__Work required__: In the data below, find every line that has the string "employ", and copy it.

__Extracted records__:
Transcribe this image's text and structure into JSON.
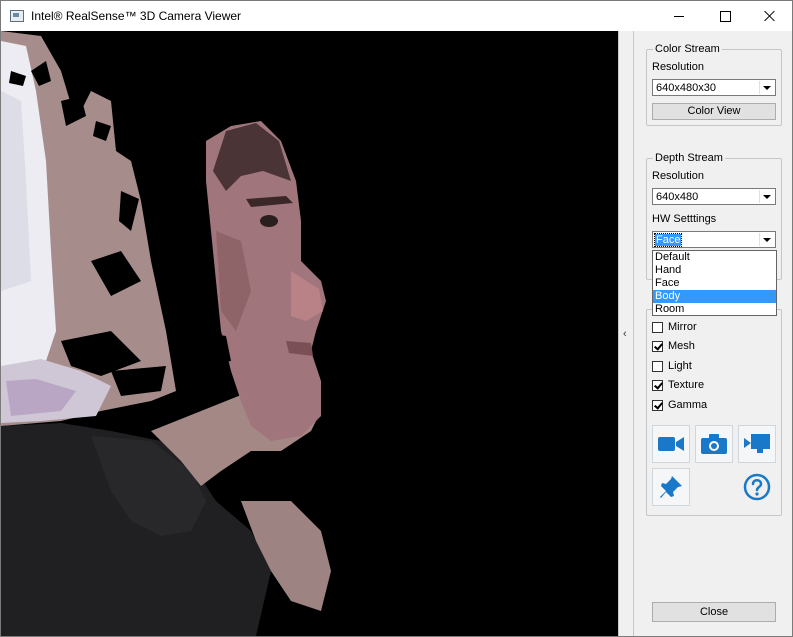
{
  "window": {
    "title": "Intel® RealSense™ 3D Camera Viewer"
  },
  "color_stream": {
    "legend": "Color Stream",
    "resolution_label": "Resolution",
    "resolution_value": "640x480x30",
    "view_button": "Color View"
  },
  "depth_stream": {
    "legend": "Depth Stream",
    "resolution_label": "Resolution",
    "resolution_value": "640x480",
    "hw_label": "HW Setttings",
    "hw_value": "Face",
    "hw_options": [
      "Default",
      "Hand",
      "Face",
      "Body",
      "Room"
    ],
    "hw_highlighted": "Body"
  },
  "options": [
    {
      "label": "Mirror",
      "checked": false
    },
    {
      "label": "Mesh",
      "checked": true
    },
    {
      "label": "Light",
      "checked": false
    },
    {
      "label": "Texture",
      "checked": true
    },
    {
      "label": "Gamma",
      "checked": true
    }
  ],
  "tools": {
    "record": "video-camera-icon",
    "snapshot": "photo-camera-icon",
    "export": "export-screen-icon",
    "pin": "pin-icon",
    "help": "help-icon"
  },
  "close_button": "Close",
  "colors": {
    "accent": "#1978c8",
    "selection": "#3399ff"
  }
}
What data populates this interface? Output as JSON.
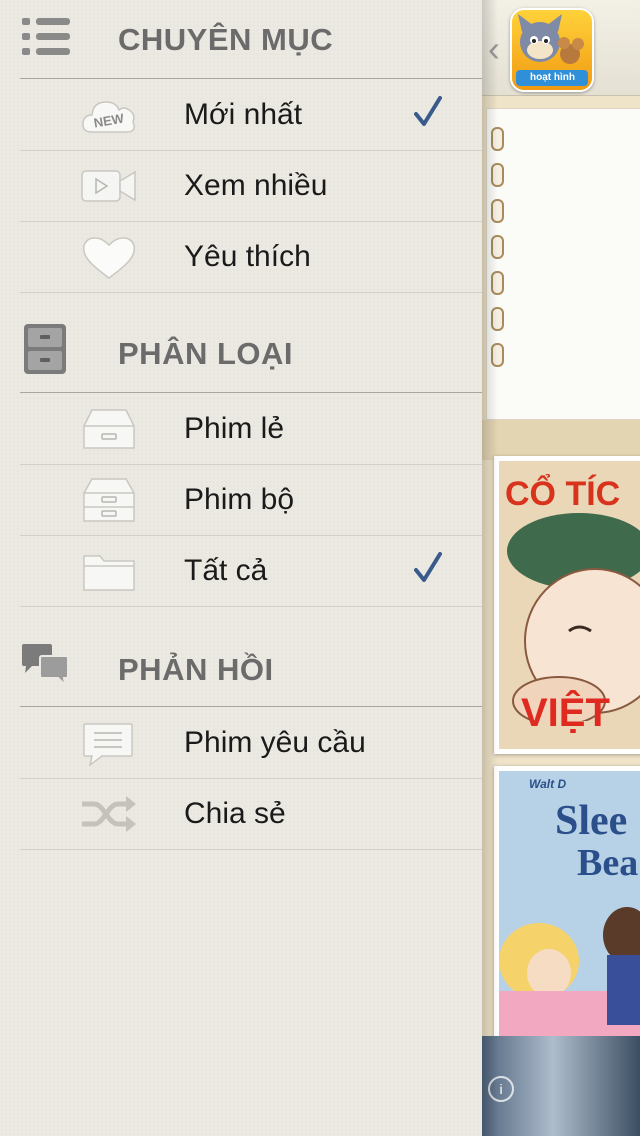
{
  "menu": {
    "sections": [
      {
        "title": "CHUYÊN MỤC",
        "icon": "list-icon",
        "items": [
          {
            "label": "Mới nhất",
            "icon": "new-badge-icon",
            "checked": true
          },
          {
            "label": "Xem nhiều",
            "icon": "video-camera-icon",
            "checked": false
          },
          {
            "label": "Yêu thích",
            "icon": "heart-icon",
            "checked": false
          }
        ]
      },
      {
        "title": "PHÂN LOẠI",
        "icon": "cabinet-icon",
        "items": [
          {
            "label": "Phim lẻ",
            "icon": "tray-icon",
            "checked": false
          },
          {
            "label": "Phim bộ",
            "icon": "drawer-icon",
            "checked": false
          },
          {
            "label": "Tất cả",
            "icon": "folder-icon",
            "checked": true
          }
        ]
      },
      {
        "title": "PHẢN HỒI",
        "icon": "chat-bubbles-icon",
        "items": [
          {
            "label": "Phim yêu cầu",
            "icon": "message-icon",
            "checked": false
          },
          {
            "label": "Chia sẻ",
            "icon": "shuffle-icon",
            "checked": false
          }
        ]
      }
    ]
  },
  "content": {
    "back_symbol": "‹",
    "logo_text": "hoạt hình",
    "poster1_top": "CỔ TÍC",
    "poster1_bottom": "VIỆT",
    "poster2_brand": "Walt D",
    "poster2_title_1": "Slee",
    "poster2_title_2": "Bea",
    "ad_info": "i"
  },
  "colors": {
    "check": "#3a5a8c",
    "section_title": "#6b6b6b",
    "menu_bg": "#ebe9e2"
  }
}
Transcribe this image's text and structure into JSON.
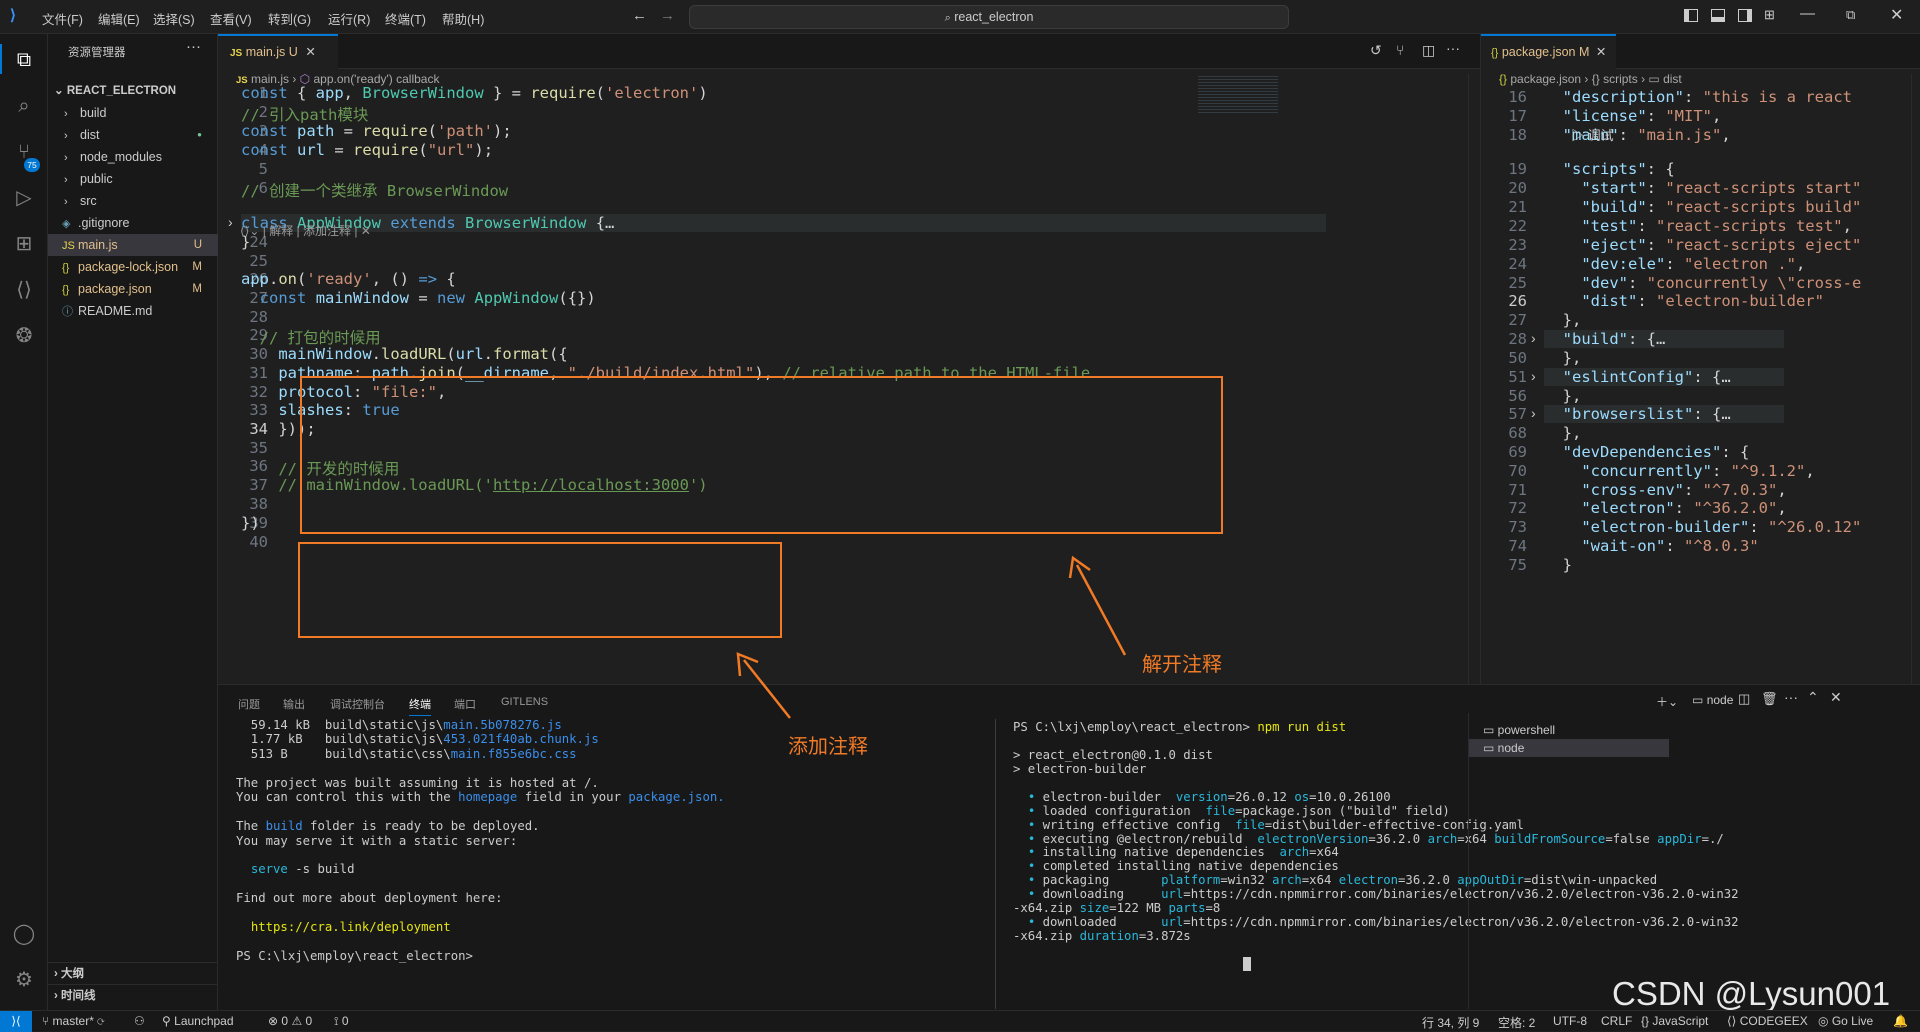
{
  "menu": [
    "文件(F)",
    "编辑(E)",
    "选择(S)",
    "查看(V)",
    "转到(G)",
    "运行(R)",
    "终端(T)",
    "帮助(H)"
  ],
  "search": "react_electron",
  "explorer": {
    "title": "资源管理器",
    "root": "REACT_ELECTRON",
    "items": [
      {
        "label": "build",
        "badge": ""
      },
      {
        "label": "dist",
        "badge": "●"
      },
      {
        "label": "node_modules",
        "badge": ""
      },
      {
        "label": "public",
        "badge": ""
      },
      {
        "label": "src",
        "badge": ""
      },
      {
        "label": ".gitignore",
        "badge": ""
      },
      {
        "label": "main.js",
        "badge": "U"
      },
      {
        "label": "package-lock.json",
        "badge": "M"
      },
      {
        "label": "package.json",
        "badge": "M"
      },
      {
        "label": "README.md",
        "badge": ""
      }
    ],
    "outline": "大纲",
    "timeline": "时间线"
  },
  "editor": {
    "tab": "main.js",
    "tab_badge": "U",
    "breadcrumb_file": "main.js",
    "breadcrumb_symbol": "app.on('ready') callback",
    "codelens": "解释 | 添加注释 | ✕"
  },
  "code_lines": [
    {
      "n": "1",
      "html": "<span class='tok-k'>const</span> { <span class='tok-v'>app</span>, <span class='tok-t'>BrowserWindow</span> } = <span class='tok-f'>require</span>(<span class='tok-s'>'electron'</span>)"
    },
    {
      "n": "2",
      "html": "<span class='tok-c'>// 引入path模块</span>"
    },
    {
      "n": "3",
      "html": "<span class='tok-k'>const</span> <span class='tok-v'>path</span> = <span class='tok-f'>require</span>(<span class='tok-s'>'path'</span>);"
    },
    {
      "n": "4",
      "html": "<span class='tok-k'>const</span> <span class='tok-v'>url</span> = <span class='tok-f'>require</span>(<span class='tok-s'>\"url\"</span>);"
    },
    {
      "n": "5",
      "html": ""
    },
    {
      "n": "6",
      "html": "<span class='tok-c'>// 创建一个类继承 BrowserWindow</span>"
    },
    {
      "n": "7",
      "html": "<span class='tok-k'>class</span> <span class='tok-t'>AppWindow</span> <span class='tok-k'>extends</span> <span class='tok-t'>BrowserWindow</span> {…"
    },
    {
      "n": "24",
      "html": "}"
    },
    {
      "n": "25",
      "html": ""
    },
    {
      "n": "26",
      "html": "<span class='tok-v'>app</span>.<span class='tok-f'>on</span>(<span class='tok-s'>'ready'</span>, () <span class='tok-k'>=&gt;</span> {"
    },
    {
      "n": "27",
      "html": "  <span class='tok-k'>const</span> <span class='tok-v'>mainWindow</span> = <span class='tok-k'>new</span> <span class='tok-t'>AppWindow</span>({})"
    },
    {
      "n": "28",
      "html": ""
    },
    {
      "n": "29",
      "html": "  <span class='tok-c'>// 打包的时候用</span>"
    },
    {
      "n": "30",
      "html": "    <span class='tok-v'>mainWindow</span>.<span class='tok-f'>loadURL</span>(<span class='tok-v'>url</span>.<span class='tok-f'>format</span>({"
    },
    {
      "n": "31",
      "html": "    <span class='tok-v'>pathname</span>: <span class='tok-v'>path</span>.<span class='tok-f'>join</span>(<span class='tok-v'>__dirname</span>, <span class='tok-s'>\"./build/index.html\"</span>), <span class='tok-c'>// relative path to the HTML-file</span>"
    },
    {
      "n": "32",
      "html": "    <span class='tok-v'>protocol</span>: <span class='tok-s'>\"file:\"</span>,"
    },
    {
      "n": "33",
      "html": "    <span class='tok-v'>slashes</span>: <span class='tok-k'>true</span>"
    },
    {
      "n": "34",
      "html": "    }));"
    },
    {
      "n": "35",
      "html": ""
    },
    {
      "n": "36",
      "html": "    <span class='tok-c'>// 开发的时候用</span>"
    },
    {
      "n": "37",
      "html": "    <span class='tok-c'>// mainWindow.loadURL('<u>http://localhost:3000</u>')</span>"
    },
    {
      "n": "38",
      "html": ""
    },
    {
      "n": "39",
      "html": "})"
    },
    {
      "n": "40",
      "html": ""
    }
  ],
  "json_editor": {
    "tab": "package.json",
    "tab_badge": "M",
    "breadcrumb": "package.json › {} scripts › ▭ dist",
    "debug_label": "▷ 调试"
  },
  "json_lines": [
    {
      "n": "16",
      "html": "  <span class='tok-v'>\"description\"</span>: <span class='tok-s'>\"this is a react</span>"
    },
    {
      "n": "17",
      "html": "  <span class='tok-v'>\"license\"</span>: <span class='tok-s'>\"MIT\"</span>,"
    },
    {
      "n": "18",
      "html": "  <span class='tok-v'>\"main\"</span>: <span class='tok-s'>\"main.js\"</span>,"
    },
    {
      "n": "19",
      "html": "  <span class='tok-v'>\"scripts\"</span>: {"
    },
    {
      "n": "20",
      "html": "    <span class='tok-v'>\"start\"</span>: <span class='tok-s'>\"react-scripts start\"</span>"
    },
    {
      "n": "21",
      "html": "    <span class='tok-v'>\"build\"</span>: <span class='tok-s'>\"react-scripts build\"</span>"
    },
    {
      "n": "22",
      "html": "    <span class='tok-v'>\"test\"</span>: <span class='tok-s'>\"react-scripts test\"</span>,"
    },
    {
      "n": "23",
      "html": "    <span class='tok-v'>\"eject\"</span>: <span class='tok-s'>\"react-scripts eject\"</span>"
    },
    {
      "n": "24",
      "html": "    <span class='tok-v'>\"dev:ele\"</span>: <span class='tok-s'>\"electron .\"</span>,"
    },
    {
      "n": "25",
      "html": "    <span class='tok-v'>\"dev\"</span>: <span class='tok-s'>\"concurrently \\\"cross-e</span>"
    },
    {
      "n": "26",
      "html": "    <span class='tok-v'>\"dist\"</span>: <span class='tok-s'>\"electron-builder\"</span>"
    },
    {
      "n": "27",
      "html": "  },"
    },
    {
      "n": "28",
      "html": "  <span class='tok-v'>\"build\"</span>: {…"
    },
    {
      "n": "50",
      "html": "  },"
    },
    {
      "n": "51",
      "html": "  <span class='tok-v'>\"eslintConfig\"</span>: {…"
    },
    {
      "n": "56",
      "html": "  },"
    },
    {
      "n": "57",
      "html": "  <span class='tok-v'>\"browserslist\"</span>: {…"
    },
    {
      "n": "68",
      "html": "  },"
    },
    {
      "n": "69",
      "html": "  <span class='tok-v'>\"devDependencies\"</span>: {"
    },
    {
      "n": "70",
      "html": "    <span class='tok-v'>\"concurrently\"</span>: <span class='tok-s'>\"^9.1.2\"</span>,"
    },
    {
      "n": "71",
      "html": "    <span class='tok-v'>\"cross-env\"</span>: <span class='tok-s'>\"^7.0.3\"</span>,"
    },
    {
      "n": "72",
      "html": "    <span class='tok-v'>\"electron\"</span>: <span class='tok-s'>\"^36.2.0\"</span>,"
    },
    {
      "n": "73",
      "html": "    <span class='tok-v'>\"electron-builder\"</span>: <span class='tok-s'>\"^26.0.12\"</span>"
    },
    {
      "n": "74",
      "html": "    <span class='tok-v'>\"wait-on\"</span>: <span class='tok-s'>\"^8.0.3\"</span>"
    },
    {
      "n": "75",
      "html": "  }"
    }
  ],
  "panel_tabs": [
    "问题",
    "输出",
    "调试控制台",
    "终端",
    "端口",
    "GITLENS"
  ],
  "terminal_left": [
    "  59.14 kB  build\\static\\js\\main.5b078276.js",
    "  1.77 kB   build\\static\\js\\453.021f40ab.chunk.js",
    "  513 B     build\\static\\css\\main.f855e6bc.css",
    "",
    "The project was built assuming it is hosted at /.",
    "You can control this with the homepage field in your package.json.",
    "",
    "The build folder is ready to be deployed.",
    "You may serve it with a static server:",
    "",
    "  serve -s build",
    "",
    "Find out more about deployment here:",
    "",
    "  https://cra.link/deployment",
    "",
    "PS C:\\lxj\\employ\\react_electron> "
  ],
  "terminal_right": [
    "PS C:\\lxj\\employ\\react_electron> npm run dist",
    "",
    "> react_electron@0.1.0 dist",
    "> electron-builder",
    "",
    "  • electron-builder  version=26.0.12 os=10.0.26100",
    "  • loaded configuration  file=package.json (\"build\" field)",
    "  • writing effective config  file=dist\\builder-effective-config.yaml",
    "  • executing @electron/rebuild  electronVersion=36.2.0 arch=x64 buildFromSource=false appDir=./",
    "  • installing native dependencies  arch=x64",
    "  • completed installing native dependencies",
    "  • packaging       platform=win32 arch=x64 electron=36.2.0 appOutDir=dist\\win-unpacked",
    "  • downloading     url=https://cdn.npmmirror.com/binaries/electron/v36.2.0/electron-v36.2.0-win32",
    "-x64.zip size=122 MB parts=8",
    "  • downloaded      url=https://cdn.npmmirror.com/binaries/electron/v36.2.0/electron-v36.2.0-win32",
    "-x64.zip duration=3.872s"
  ],
  "terminal_sessions": [
    "powershell",
    "node"
  ],
  "terminal_toolbar": {
    "shell": "node"
  },
  "annotations": {
    "uncomment": "解开注释",
    "add_comment": "添加注释"
  },
  "watermark": "CSDN @Lysun001",
  "status": {
    "branch": "master*",
    "launchpad": "Launchpad",
    "errors": "0",
    "warnings": "0",
    "ports": "0",
    "position": "行 34, 列 9",
    "spaces": "空格: 2",
    "encoding": "UTF-8",
    "eol": "CRLF",
    "language": "JavaScript",
    "codegeex": "CODEGEEX",
    "golive": "Go Live",
    "badge75": "75"
  }
}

__Exercise solution__:
    "PS C:\\lxj\\employ\\react_electron> "
    "PS C:\\lxj\\employ\\react_electron> npm run dist",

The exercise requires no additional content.